> _What the task asks_: Write out each line exactly as given. Leave the pictures out of your copy.

— begin Source data —

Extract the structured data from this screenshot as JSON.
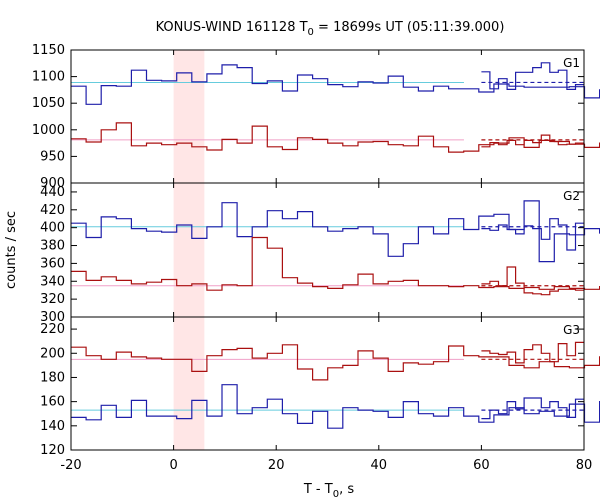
{
  "chart_data": {
    "type": "line",
    "title": "KONUS-WIND 161128 T₀ = 18699s UT (05:11:39.000)",
    "title_parts": {
      "prefix": "KONUS-WIND 161128 T",
      "subscript": "0",
      "suffix": " = 18699s UT (05:11:39.000)"
    },
    "xlabel": "T - T₀, s",
    "xlabel_parts": {
      "prefix": "T - T",
      "subscript": "0",
      "suffix": ", s"
    },
    "ylabel": "counts / sec",
    "xlim": [
      -20,
      80
    ],
    "x_ticks": [
      "-20",
      "0",
      "20",
      "40",
      "60",
      "80"
    ],
    "highlight_interval": {
      "x": [
        0,
        6
      ],
      "color": "#ffe6e6"
    },
    "colors": {
      "blue": "#1e1eaa",
      "red": "#aa1010",
      "cyan": "#66ccdd",
      "pink": "#f0a0c8"
    },
    "panels": [
      {
        "name": "G1",
        "ylim": [
          900,
          1150
        ],
        "y_ticks": [
          "900",
          "950",
          "1000",
          "1050",
          "1100",
          "1150"
        ],
        "series": [
          {
            "color": "blue",
            "bin_width": 2.944,
            "values_before_gap": [
              1082,
              1048,
              1083,
              1082,
              1112,
              1093,
              1092,
              1107,
              1090,
              1105,
              1122,
              1117,
              1087,
              1092,
              1073,
              1103,
              1096,
              1085,
              1081,
              1090,
              1088,
              1101,
              1080,
              1073,
              1082,
              1077,
              1077,
              1071,
              1086,
              1082,
              1080,
              1080,
              1080,
              1081,
              1060,
              1075,
              1080,
              1083,
              1078,
              1077,
              1076,
              1072
            ],
            "values_after_gap": [
              1109,
              1077,
              1096,
              1076,
              1108,
              1108,
              1117,
              1126,
              1108,
              1112,
              1076,
              1085
            ],
            "mean": 1089,
            "mean_color": "cyan"
          },
          {
            "color": "red",
            "bin_width": 2.944,
            "values_before_gap": [
              983,
              977,
              1000,
              1013,
              970,
              975,
              972,
              975,
              968,
              962,
              982,
              975,
              1007,
              968,
              963,
              985,
              982,
              975,
              970,
              977,
              978,
              972,
              970,
              988,
              968,
              958,
              960,
              972,
              975,
              985,
              967,
              980,
              978,
              973,
              967,
              975,
              977,
              982,
              985,
              983
            ],
            "values_after_gap": [
              968,
              976,
              972,
              980,
              972,
              980,
              976,
              990,
              978,
              972,
              973,
              975
            ],
            "mean": 981,
            "mean_color": "pink"
          }
        ]
      },
      {
        "name": "G2",
        "ylim": [
          300,
          450
        ],
        "y_ticks": [
          "300",
          "320",
          "340",
          "360",
          "380",
          "400",
          "420",
          "440"
        ],
        "series": [
          {
            "color": "blue",
            "bin_width": 2.944,
            "values_before_gap": [
              405,
              389,
              412,
              410,
              399,
              396,
              395,
              403,
              388,
              401,
              428,
              390,
              401,
              419,
              410,
              418,
              401,
              396,
              399,
              401,
              393,
              368,
              382,
              401,
              393,
              410,
              398,
              413,
              415,
              398,
              430,
              362,
              393,
              392,
              399,
              394,
              398,
              401
            ],
            "values_after_gap": [
              399,
              397,
              403,
              398,
              393,
              402,
              399,
              387,
              410,
              403,
              375,
              405
            ],
            "mean": 401,
            "mean_color": "cyan"
          },
          {
            "color": "red",
            "bin_width": 2.944,
            "values_before_gap": [
              351,
              341,
              345,
              341,
              337,
              339,
              342,
              335,
              337,
              330,
              336,
              335,
              389,
              377,
              344,
              338,
              334,
              332,
              336,
              348,
              337,
              340,
              341,
              335,
              335,
              334,
              335,
              333,
              334,
              332,
              333,
              331,
              334,
              332,
              331,
              334,
              330,
              327,
              336,
              338,
              328
            ],
            "values_after_gap": [
              337,
              340,
              335,
              356,
              338,
              327,
              326,
              325,
              329,
              331,
              331,
              330
            ],
            "mean": 335,
            "mean_color": "pink"
          }
        ]
      },
      {
        "name": "G3",
        "ylim": [
          120,
          230
        ],
        "y_ticks": [
          "120",
          "140",
          "160",
          "180",
          "200",
          "220"
        ],
        "series": [
          {
            "color": "red",
            "bin_width": 2.944,
            "values_before_gap": [
              205,
              198,
              195,
              201,
              197,
              196,
              195,
              195,
              185,
              198,
              203,
              204,
              196,
              200,
              207,
              187,
              178,
              188,
              190,
              202,
              196,
              185,
              192,
              191,
              193,
              206,
              198,
              197,
              197,
              190,
              188,
              193,
              189,
              188,
              190,
              197,
              194
            ],
            "values_after_gap": [
              202,
              200,
              199,
              201,
              192,
              203,
              207,
              200,
              193,
              208,
              198,
              209
            ],
            "mean": 195,
            "mean_color": "pink"
          },
          {
            "color": "blue",
            "bin_width": 2.944,
            "values_before_gap": [
              147,
              145,
              157,
              147,
              161,
              148,
              148,
              146,
              161,
              148,
              174,
              150,
              155,
              162,
              150,
              142,
              152,
              138,
              155,
              153,
              152,
              147,
              160,
              150,
              148,
              155,
              148,
              143,
              149,
              155,
              150,
              152,
              148,
              158,
              143,
              160,
              150,
              156,
              152,
              155
            ],
            "values_after_gap": [
              146,
              153,
              150,
              160,
              154,
              163,
              163,
              155,
              160,
              155,
              147,
              162
            ],
            "mean": 153,
            "mean_color": "cyan"
          }
        ]
      }
    ]
  }
}
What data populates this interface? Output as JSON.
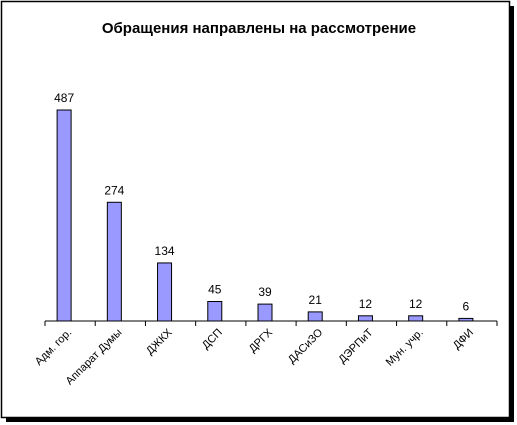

— end Source data —

> _Written reply_:
Extract the structured data from this screenshot as JSON.
{
  "chart_data": {
    "type": "line",
    "title": "KONUS-WIND 161128 T₀ = 18699s UT (05:11:39.000)",
    "title_parts": {
      "prefix": "KONUS-WIND 161128 T",
      "subscript": "0",
      "suffix": " = 18699s UT (05:11:39.000)"
    },
    "xlabel": "T - T₀, s",
    "xlabel_parts": {
      "prefix": "T - T",
      "subscript": "0",
      "suffix": ", s"
    },
    "ylabel": "counts / sec",
    "xlim": [
      -20,
      80
    ],
    "x_ticks": [
      "-20",
      "0",
      "20",
      "40",
      "60",
      "80"
    ],
    "highlight_interval": {
      "x": [
        0,
        6
      ],
      "color": "#ffe6e6"
    },
    "colors": {
      "blue": "#1e1eaa",
      "red": "#aa1010",
      "cyan": "#66ccdd",
      "pink": "#f0a0c8"
    },
    "panels": [
      {
        "name": "G1",
        "ylim": [
          900,
          1150
        ],
        "y_ticks": [
          "900",
          "950",
          "1000",
          "1050",
          "1100",
          "1150"
        ],
        "series": [
          {
            "color": "blue",
            "bin_width": 2.944,
            "values_before_gap": [
              1082,
              1048,
              1083,
              1082,
              1112,
              1093,
              1092,
              1107,
              1090,
              1105,
              1122,
              1117,
              1087,
              1092,
              1073,
              1103,
              1096,
              1085,
              1081,
              1090,
              1088,
              1101,
              1080,
              1073,
              1082,
              1077,
              1077,
              1071,
              1086,
              1082,
              1080,
              1080,
              1080,
              1081,
              1060,
              1075,
              1080,
              1083,
              1078,
              1077,
              1076,
              1072
            ],
            "values_after_gap": [
              1109,
              1077,
              1096,
              1076,
              1108,
              1108,
              1117,
              1126,
              1108,
              1112,
              1076,
              1085
            ],
            "mean": 1089,
            "mean_color": "cyan"
          },
          {
            "color": "red",
            "bin_width": 2.944,
            "values_before_gap": [
              983,
              977,
              1000,
              1013,
              970,
              975,
              972,
              975,
              968,
              962,
              982,
              975,
              1007,
              968,
              963,
              985,
              982,
              975,
              970,
              977,
              978,
              972,
              970,
              988,
              968,
              958,
              960,
              972,
              975,
              985,
              967,
              980,
              978,
              973,
              967,
              975,
              977,
              982,
              985,
              983
            ],
            "values_after_gap": [
              968,
              976,
              972,
              980,
              972,
              980,
              976,
              990,
              978,
              972,
              973,
              975
            ],
            "mean": 981,
            "mean_color": "pink"
          }
        ]
      },
      {
        "name": "G2",
        "ylim": [
          300,
          450
        ],
        "y_ticks": [
          "300",
          "320",
          "340",
          "360",
          "380",
          "400",
          "420",
          "440"
        ],
        "series": [
          {
            "color": "blue",
            "bin_width": 2.944,
            "values_before_gap": [
              405,
              389,
              412,
              410,
              399,
              396,
              395,
              403,
              388,
              401,
              428,
              390,
              401,
              419,
              410,
              418,
              401,
              396,
              399,
              401,
              393,
              368,
              382,
              401,
              393,
              410,
              398,
              413,
              415,
              398,
              430,
              362,
              393,
              392,
              399,
              394,
              398,
              401
            ],
            "values_after_gap": [
              399,
              397,
              403,
              398,
              393,
              402,
              399,
              387,
              410,
              403,
              375,
              405
            ],
            "mean": 401,
            "mean_color": "cyan"
          },
          {
            "color": "red",
            "bin_width": 2.944,
            "values_before_gap": [
              351,
              341,
              345,
              341,
              337,
              339,
              342,
              335,
              337,
              330,
              336,
              335,
              389,
              377,
              344,
              338,
              334,
              332,
              336,
              348,
              337,
              340,
              341,
              335,
              335,
              334,
              335,
              333,
              334,
              332,
              333,
              331,
              334,
              332,
              331,
              334,
              330,
              327,
              336,
              338,
              328
            ],
            "values_after_gap": [
              337,
              340,
              335,
              356,
              338,
              327,
              326,
              325,
              329,
              331,
              331,
              330
            ],
            "mean": 335,
            "mean_color": "pink"
          }
        ]
      },
      {
        "name": "G3",
        "ylim": [
          120,
          230
        ],
        "y_ticks": [
          "120",
          "140",
          "160",
          "180",
          "200",
          "220"
        ],
        "series": [
          {
            "color": "red",
            "bin_width": 2.944,
            "values_before_gap": [
              205,
              198,
              195,
              201,
              197,
              196,
              195,
              195,
              185,
              198,
              203,
              204,
              196,
              200,
              207,
              187,
              178,
              188,
              190,
              202,
              196,
              185,
              192,
              191,
              193,
              206,
              198,
              197,
              197,
              190,
              188,
              193,
              189,
              188,
              190,
              197,
              194
            ],
            "values_after_gap": [
              202,
              200,
              199,
              201,
              192,
              203,
              207,
              200,
              193,
              208,
              198,
              209
            ],
            "mean": 195,
            "mean_color": "pink"
          },
          {
            "color": "blue",
            "bin_width": 2.944,
            "values_before_gap": [
              147,
              145,
              157,
              147,
              161,
              148,
              148,
              146,
              161,
              148,
              174,
              150,
              155,
              162,
              150,
              142,
              152,
              138,
              155,
              153,
              152,
              147,
              160,
              150,
              148,
              155,
              148,
              143,
              149,
              155,
              150,
              152,
              148,
              158,
              143,
              160,
              150,
              156,
              152,
              155
            ],
            "values_after_gap": [
              146,
              153,
              150,
              160,
              154,
              163,
              163,
              155,
              160,
              155,
              147,
              162
            ],
            "mean": 153,
            "mean_color": "cyan"
          }
        ]
      }
    ]
  }
}
What data populates this interface? Output as JSON.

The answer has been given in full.